Exercise task - Leave out the pictures and restate the rest of the data exactly.

Excerpts from a figure dataset -
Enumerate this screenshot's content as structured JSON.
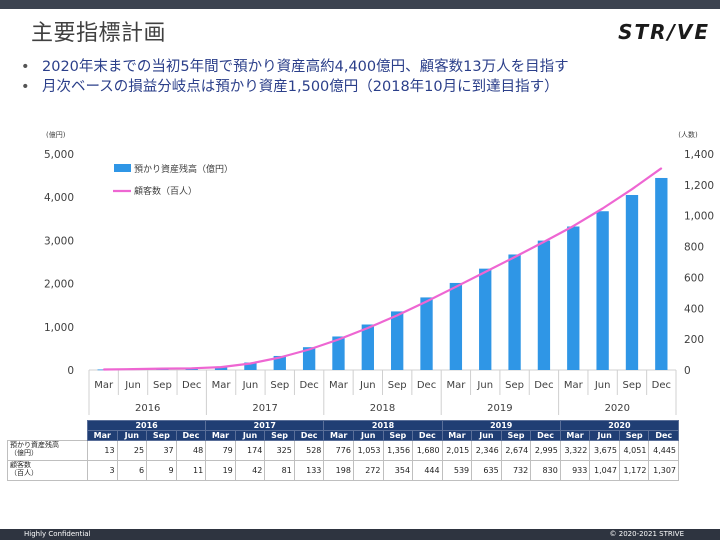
{
  "header": {
    "title": "主要指標計画",
    "brand": "STR/VE"
  },
  "bullets": [
    "2020年末までの当初5年間で預かり資産高約4,400億円、顧客数13万人を目指す",
    "月次ベースの損益分岐点は預かり資産1,500億円（2018年10月に到達目指す）"
  ],
  "chart_data": {
    "type": "bar",
    "unit_left": "(億円)",
    "unit_right": "(人数)",
    "years": [
      "2016",
      "2017",
      "2018",
      "2019",
      "2020"
    ],
    "categories": [
      "Mar",
      "Jun",
      "Sep",
      "Dec",
      "Mar",
      "Jun",
      "Sep",
      "Dec",
      "Mar",
      "Jun",
      "Sep",
      "Dec",
      "Mar",
      "Jun",
      "Sep",
      "Dec",
      "Mar",
      "Jun",
      "Sep",
      "Dec"
    ],
    "ylim_left": [
      0,
      5000
    ],
    "yticks_left": [
      "0",
      "1,000",
      "2,000",
      "3,000",
      "4,000",
      "5,000"
    ],
    "ylim_right": [
      0,
      1400
    ],
    "yticks_right": [
      "0",
      "200",
      "400",
      "600",
      "800",
      "1,000",
      "1,200",
      "1,400"
    ],
    "series": [
      {
        "name": "預かり資産残高（億円）",
        "type": "bar",
        "color": "#2f96e6",
        "values": [
          13,
          25,
          37,
          48,
          79,
          174,
          325,
          528,
          776,
          1053,
          1356,
          1680,
          2015,
          2346,
          2674,
          2995,
          3322,
          3675,
          4051,
          4445
        ]
      },
      {
        "name": "顧客数（百人）",
        "type": "line",
        "color": "#ee66d2",
        "values": [
          3,
          6,
          9,
          11,
          19,
          42,
          81,
          133,
          198,
          272,
          354,
          444,
          539,
          635,
          732,
          830,
          933,
          1047,
          1172,
          1307
        ]
      }
    ],
    "legend": "top-left",
    "grid": false
  },
  "table": {
    "rows": [
      {
        "label_lines": [
          "預かり資産残高",
          "（億円）"
        ],
        "values": [
          "13",
          "25",
          "37",
          "48",
          "79",
          "174",
          "325",
          "528",
          "776",
          "1,053",
          "1,356",
          "1,680",
          "2,015",
          "2,346",
          "2,674",
          "2,995",
          "3,322",
          "3,675",
          "4,051",
          "4,445"
        ]
      },
      {
        "label_lines": [
          "顧客数",
          "（百人）"
        ],
        "values": [
          "3",
          "6",
          "9",
          "11",
          "19",
          "42",
          "81",
          "133",
          "198",
          "272",
          "354",
          "444",
          "539",
          "635",
          "732",
          "830",
          "933",
          "1,047",
          "1,172",
          "1,307"
        ]
      }
    ]
  },
  "footer": {
    "left": "Highly Confidential",
    "right": "© 2020-2021 STRIVE"
  }
}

The reply -
Enumerate this screenshot's content as structured JSON.
{
  "header": {
    "title": "主要指標計画",
    "brand": "STR/VE"
  },
  "bullets": [
    "2020年末までの当初5年間で預かり資産高約4,400億円、顧客数13万人を目指す",
    "月次ベースの損益分岐点は預かり資産1,500億円（2018年10月に到達目指す）"
  ],
  "chart_data": {
    "type": "bar",
    "unit_left": "(億円)",
    "unit_right": "(人数)",
    "years": [
      "2016",
      "2017",
      "2018",
      "2019",
      "2020"
    ],
    "categories": [
      "Mar",
      "Jun",
      "Sep",
      "Dec",
      "Mar",
      "Jun",
      "Sep",
      "Dec",
      "Mar",
      "Jun",
      "Sep",
      "Dec",
      "Mar",
      "Jun",
      "Sep",
      "Dec",
      "Mar",
      "Jun",
      "Sep",
      "Dec"
    ],
    "ylim_left": [
      0,
      5000
    ],
    "yticks_left": [
      "0",
      "1,000",
      "2,000",
      "3,000",
      "4,000",
      "5,000"
    ],
    "ylim_right": [
      0,
      1400
    ],
    "yticks_right": [
      "0",
      "200",
      "400",
      "600",
      "800",
      "1,000",
      "1,200",
      "1,400"
    ],
    "series": [
      {
        "name": "預かり資産残高（億円）",
        "type": "bar",
        "color": "#2f96e6",
        "values": [
          13,
          25,
          37,
          48,
          79,
          174,
          325,
          528,
          776,
          1053,
          1356,
          1680,
          2015,
          2346,
          2674,
          2995,
          3322,
          3675,
          4051,
          4445
        ]
      },
      {
        "name": "顧客数（百人）",
        "type": "line",
        "color": "#ee66d2",
        "values": [
          3,
          6,
          9,
          11,
          19,
          42,
          81,
          133,
          198,
          272,
          354,
          444,
          539,
          635,
          732,
          830,
          933,
          1047,
          1172,
          1307
        ]
      }
    ],
    "legend": "top-left",
    "grid": false
  },
  "table": {
    "rows": [
      {
        "label_lines": [
          "預かり資産残高",
          "（億円）"
        ],
        "values": [
          "13",
          "25",
          "37",
          "48",
          "79",
          "174",
          "325",
          "528",
          "776",
          "1,053",
          "1,356",
          "1,680",
          "2,015",
          "2,346",
          "2,674",
          "2,995",
          "3,322",
          "3,675",
          "4,051",
          "4,445"
        ]
      },
      {
        "label_lines": [
          "顧客数",
          "（百人）"
        ],
        "values": [
          "3",
          "6",
          "9",
          "11",
          "19",
          "42",
          "81",
          "133",
          "198",
          "272",
          "354",
          "444",
          "539",
          "635",
          "732",
          "830",
          "933",
          "1,047",
          "1,172",
          "1,307"
        ]
      }
    ]
  },
  "footer": {
    "left": "Highly Confidential",
    "right": "© 2020-2021 STRIVE"
  }
}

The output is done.